§ Exercise: Counting only lines that hold "Export", give the total and nothing more.

Data entries
+ + + + + + +

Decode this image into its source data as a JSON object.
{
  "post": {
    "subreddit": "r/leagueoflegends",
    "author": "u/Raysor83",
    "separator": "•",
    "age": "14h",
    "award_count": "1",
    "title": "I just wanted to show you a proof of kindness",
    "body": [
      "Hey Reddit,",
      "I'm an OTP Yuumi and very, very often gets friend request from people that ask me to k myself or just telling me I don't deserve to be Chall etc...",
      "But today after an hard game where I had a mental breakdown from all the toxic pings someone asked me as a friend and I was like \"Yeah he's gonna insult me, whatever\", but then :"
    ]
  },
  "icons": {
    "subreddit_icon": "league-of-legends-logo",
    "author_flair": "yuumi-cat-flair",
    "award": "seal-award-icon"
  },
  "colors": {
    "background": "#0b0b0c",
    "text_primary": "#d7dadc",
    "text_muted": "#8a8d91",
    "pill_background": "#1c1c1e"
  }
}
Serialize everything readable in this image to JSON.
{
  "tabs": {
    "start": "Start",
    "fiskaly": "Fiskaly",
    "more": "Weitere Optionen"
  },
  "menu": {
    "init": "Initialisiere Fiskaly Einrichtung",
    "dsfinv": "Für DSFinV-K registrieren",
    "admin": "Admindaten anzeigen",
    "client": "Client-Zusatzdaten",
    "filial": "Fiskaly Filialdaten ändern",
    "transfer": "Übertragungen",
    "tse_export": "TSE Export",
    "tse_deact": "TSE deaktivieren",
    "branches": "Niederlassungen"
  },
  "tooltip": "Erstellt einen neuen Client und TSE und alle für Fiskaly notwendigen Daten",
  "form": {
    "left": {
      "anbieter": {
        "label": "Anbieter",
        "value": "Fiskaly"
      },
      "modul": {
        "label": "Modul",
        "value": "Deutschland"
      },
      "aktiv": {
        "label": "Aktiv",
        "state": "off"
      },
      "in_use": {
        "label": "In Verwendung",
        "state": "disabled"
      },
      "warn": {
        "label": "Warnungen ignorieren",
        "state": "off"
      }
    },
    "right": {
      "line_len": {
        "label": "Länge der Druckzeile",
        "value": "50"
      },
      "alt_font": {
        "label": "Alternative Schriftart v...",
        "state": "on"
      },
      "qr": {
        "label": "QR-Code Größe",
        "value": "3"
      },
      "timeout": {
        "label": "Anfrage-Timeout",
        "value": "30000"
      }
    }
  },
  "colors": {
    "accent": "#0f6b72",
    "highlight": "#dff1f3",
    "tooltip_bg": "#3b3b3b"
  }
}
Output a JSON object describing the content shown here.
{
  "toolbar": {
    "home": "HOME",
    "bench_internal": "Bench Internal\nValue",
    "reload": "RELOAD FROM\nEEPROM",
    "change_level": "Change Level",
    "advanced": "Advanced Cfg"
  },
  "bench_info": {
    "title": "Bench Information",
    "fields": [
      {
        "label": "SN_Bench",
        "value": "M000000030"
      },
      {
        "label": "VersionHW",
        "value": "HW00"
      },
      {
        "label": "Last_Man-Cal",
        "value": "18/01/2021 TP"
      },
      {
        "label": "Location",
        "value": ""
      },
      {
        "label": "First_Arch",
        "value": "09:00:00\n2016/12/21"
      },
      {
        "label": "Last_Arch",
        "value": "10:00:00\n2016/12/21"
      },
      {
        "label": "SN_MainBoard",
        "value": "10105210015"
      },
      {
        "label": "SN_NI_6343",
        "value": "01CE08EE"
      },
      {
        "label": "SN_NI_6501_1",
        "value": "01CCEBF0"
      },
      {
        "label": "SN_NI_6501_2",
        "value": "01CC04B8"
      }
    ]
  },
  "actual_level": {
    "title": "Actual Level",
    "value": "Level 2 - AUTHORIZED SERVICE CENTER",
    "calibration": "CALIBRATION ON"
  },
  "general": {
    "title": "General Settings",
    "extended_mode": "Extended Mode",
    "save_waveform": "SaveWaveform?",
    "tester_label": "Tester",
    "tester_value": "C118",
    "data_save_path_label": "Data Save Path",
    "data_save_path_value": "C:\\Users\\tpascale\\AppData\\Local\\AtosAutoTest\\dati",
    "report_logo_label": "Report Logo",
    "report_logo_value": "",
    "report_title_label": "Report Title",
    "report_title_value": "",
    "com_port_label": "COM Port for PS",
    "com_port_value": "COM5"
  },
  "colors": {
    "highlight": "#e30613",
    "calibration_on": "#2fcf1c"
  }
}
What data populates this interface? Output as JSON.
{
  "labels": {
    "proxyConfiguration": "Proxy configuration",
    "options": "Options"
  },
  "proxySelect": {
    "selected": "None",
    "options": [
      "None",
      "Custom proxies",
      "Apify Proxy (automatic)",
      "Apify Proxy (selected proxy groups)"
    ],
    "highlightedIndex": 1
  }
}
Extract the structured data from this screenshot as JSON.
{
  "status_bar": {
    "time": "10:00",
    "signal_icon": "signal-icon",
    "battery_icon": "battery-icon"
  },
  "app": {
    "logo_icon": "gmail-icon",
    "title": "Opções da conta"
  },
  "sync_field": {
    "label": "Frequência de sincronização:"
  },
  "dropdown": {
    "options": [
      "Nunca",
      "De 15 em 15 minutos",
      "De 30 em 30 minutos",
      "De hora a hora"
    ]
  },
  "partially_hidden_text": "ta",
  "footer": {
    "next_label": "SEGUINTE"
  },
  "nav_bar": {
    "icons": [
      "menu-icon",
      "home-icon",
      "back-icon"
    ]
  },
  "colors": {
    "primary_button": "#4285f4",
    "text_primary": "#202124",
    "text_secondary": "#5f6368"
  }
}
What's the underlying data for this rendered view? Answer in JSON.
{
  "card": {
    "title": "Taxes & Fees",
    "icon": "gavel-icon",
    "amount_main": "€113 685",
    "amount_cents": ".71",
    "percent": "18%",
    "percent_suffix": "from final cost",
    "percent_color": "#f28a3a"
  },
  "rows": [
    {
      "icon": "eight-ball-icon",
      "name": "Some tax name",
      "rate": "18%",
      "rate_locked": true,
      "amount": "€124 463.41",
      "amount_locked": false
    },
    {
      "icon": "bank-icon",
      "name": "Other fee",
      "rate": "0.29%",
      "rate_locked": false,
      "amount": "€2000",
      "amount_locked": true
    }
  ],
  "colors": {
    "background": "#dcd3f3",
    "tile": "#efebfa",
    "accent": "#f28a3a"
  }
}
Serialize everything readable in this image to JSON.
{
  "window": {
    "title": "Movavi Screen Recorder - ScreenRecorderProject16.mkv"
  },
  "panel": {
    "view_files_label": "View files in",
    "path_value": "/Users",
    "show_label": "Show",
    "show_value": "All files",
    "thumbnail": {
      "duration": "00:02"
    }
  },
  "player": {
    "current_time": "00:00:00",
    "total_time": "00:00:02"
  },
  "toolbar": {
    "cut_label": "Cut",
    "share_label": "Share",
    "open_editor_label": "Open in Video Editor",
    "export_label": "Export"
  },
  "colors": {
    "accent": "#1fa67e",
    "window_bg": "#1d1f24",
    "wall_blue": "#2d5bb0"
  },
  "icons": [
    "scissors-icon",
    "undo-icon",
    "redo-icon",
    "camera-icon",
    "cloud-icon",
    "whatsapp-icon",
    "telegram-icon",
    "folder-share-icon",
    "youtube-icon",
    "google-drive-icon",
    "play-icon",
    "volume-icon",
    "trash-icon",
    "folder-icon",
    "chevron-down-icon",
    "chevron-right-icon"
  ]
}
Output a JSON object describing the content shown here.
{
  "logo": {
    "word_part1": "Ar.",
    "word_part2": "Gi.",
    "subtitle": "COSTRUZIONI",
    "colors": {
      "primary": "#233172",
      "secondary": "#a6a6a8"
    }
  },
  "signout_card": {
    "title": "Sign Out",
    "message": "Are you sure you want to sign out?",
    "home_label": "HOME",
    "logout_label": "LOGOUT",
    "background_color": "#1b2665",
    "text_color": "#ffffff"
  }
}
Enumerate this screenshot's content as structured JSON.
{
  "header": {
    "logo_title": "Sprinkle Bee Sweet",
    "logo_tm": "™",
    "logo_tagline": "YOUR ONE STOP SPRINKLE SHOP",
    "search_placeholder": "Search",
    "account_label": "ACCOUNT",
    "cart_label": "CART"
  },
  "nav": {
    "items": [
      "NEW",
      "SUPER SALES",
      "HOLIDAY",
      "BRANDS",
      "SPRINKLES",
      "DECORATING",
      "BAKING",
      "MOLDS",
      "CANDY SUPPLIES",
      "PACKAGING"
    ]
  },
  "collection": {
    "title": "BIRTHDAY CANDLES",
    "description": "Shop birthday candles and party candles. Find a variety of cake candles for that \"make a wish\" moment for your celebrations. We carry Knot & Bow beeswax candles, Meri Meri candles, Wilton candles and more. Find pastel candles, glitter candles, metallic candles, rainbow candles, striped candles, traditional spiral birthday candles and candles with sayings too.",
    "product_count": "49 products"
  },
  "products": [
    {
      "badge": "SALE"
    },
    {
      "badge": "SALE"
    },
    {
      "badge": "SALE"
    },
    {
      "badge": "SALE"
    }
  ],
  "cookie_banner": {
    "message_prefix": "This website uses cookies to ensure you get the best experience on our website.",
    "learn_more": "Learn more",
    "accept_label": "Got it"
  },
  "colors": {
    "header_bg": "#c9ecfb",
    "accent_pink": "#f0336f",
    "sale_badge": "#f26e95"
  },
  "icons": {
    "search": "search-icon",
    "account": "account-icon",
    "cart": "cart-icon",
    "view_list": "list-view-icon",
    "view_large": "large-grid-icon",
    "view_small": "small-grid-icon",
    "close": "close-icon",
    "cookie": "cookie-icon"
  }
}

+ + + + + + +

§ Exercise answer: 2